The annual quest for meaning

I went to church for the first time in a year or so tonight.

Maybe I’ve been taking the whole French thing too seriously and I’m turning into a French Catholic who only attends at Christmas and Easter.

My relationship with church attendance is weird. Like a lot of people I went as a kid because it was obligatory in my family. Then, after high school, I was all over the place. Sometimes I was in chapel three or four times a week, sometimes I didn’t go at all as I became increasingly cynical about my institution of higher learning.

Since then, it’s been pretty dry for me. Whenever I do find myself in church, I’m incredibly self-conscious about what I’m doing there; I usually spend half of the church service trying to think of reasons to give if anyone asks me why I’m there. What if they ask to see my baptism card? What if they try to make me go to their young adults group? Where’s the nearest window I can jump out of if I need to?

Oh, and another thing: I’ve changed denominations. Ish. Kinda… sorta.

After having had enough of suburbans megachurches over the first 20 years of my life, when I do go to church now, it’s been at either Reformed Churches in France (not quite the same as the American CRC) or Episcopalian churches here in the U.S. (I still can’t spell Episcopalian, Alissa.)

You know what? There’s already enough sparkle and glitter on the TV and at the shopping mall this time of the year, I don’t need any more when I go to church. I don’t particularly want an overdone Christmas drama with thousands of lights and tear-jerking stories. There’s already enough noise.

I went to a service tonight at the Episcotheque down the road from me (there’s a story behind that) and the service probably would have been far too dull for most people. There were only about twenty people in the room. There wasn’t even any singing.

This time of the year I spend a lot of time thinking about what it means to be a Christian and, you know what? When you start to think about a god who deigned to lower itself not just to the level of a mortal, but to the level of a homeless person, a marginalized Jewish man living on the fringes of the Roman Empire, you start to wonder what he would think about a bunch of white, privileged folks getting together in their nicest clothes on a Sunday morning. Every church has it’s own problems and there is no perfect denomination, but having spent 20 years in evangelical megachurches, I can’t fathom going back. This time of the year in particular, though, I can’t help but think of all the extraneous things that we associate with Christmas and, you know what? Most of them aren’t intrinsically bad or wrong – definitely not immoral or anything like that.

_Written problem 1_
Can you reproduce every line of the records below without changing anything?
The post and the records that follow it come from unrelated sources.

_Data shown_
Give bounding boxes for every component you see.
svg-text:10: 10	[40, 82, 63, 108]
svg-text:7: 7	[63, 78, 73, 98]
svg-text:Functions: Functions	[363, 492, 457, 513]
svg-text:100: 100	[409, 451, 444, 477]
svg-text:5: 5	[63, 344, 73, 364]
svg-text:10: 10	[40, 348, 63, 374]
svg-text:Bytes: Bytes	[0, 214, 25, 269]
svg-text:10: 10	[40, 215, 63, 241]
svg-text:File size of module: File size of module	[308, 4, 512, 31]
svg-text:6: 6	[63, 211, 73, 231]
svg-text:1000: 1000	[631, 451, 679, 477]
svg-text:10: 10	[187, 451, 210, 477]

_Written problem 2_
What questions does the post about church attendance ask in the paragraph that begins "Since then, it's been pretty dry for me"?

_Correct answer 1_
Give bounding boxes for every component you see.
svg-text:10: 10	[40, 82, 63, 108]
svg-text:7: 7	[63, 78, 73, 98]
svg-text:Functions: Functions	[363, 492, 457, 513]
svg-text:100: 100	[409, 451, 444, 477]
svg-text:5: 5	[63, 344, 73, 364]
svg-text:10: 10	[40, 348, 63, 374]
svg-text:Bytes: Bytes	[0, 214, 25, 269]
svg-text:10: 10	[40, 215, 63, 241]
svg-text:File size of module: File size of module	[308, 4, 512, 31]
svg-text:6: 6	[63, 211, 73, 231]
svg-text:1000: 1000	[631, 451, 679, 477]
svg-text:10: 10	[187, 451, 210, 477]

_Correct answer 2_
- What if they ask to see my baptism card?
- What if they try to make me go to their young adults group?
- Where's the nearest window I can jump out of if I need to?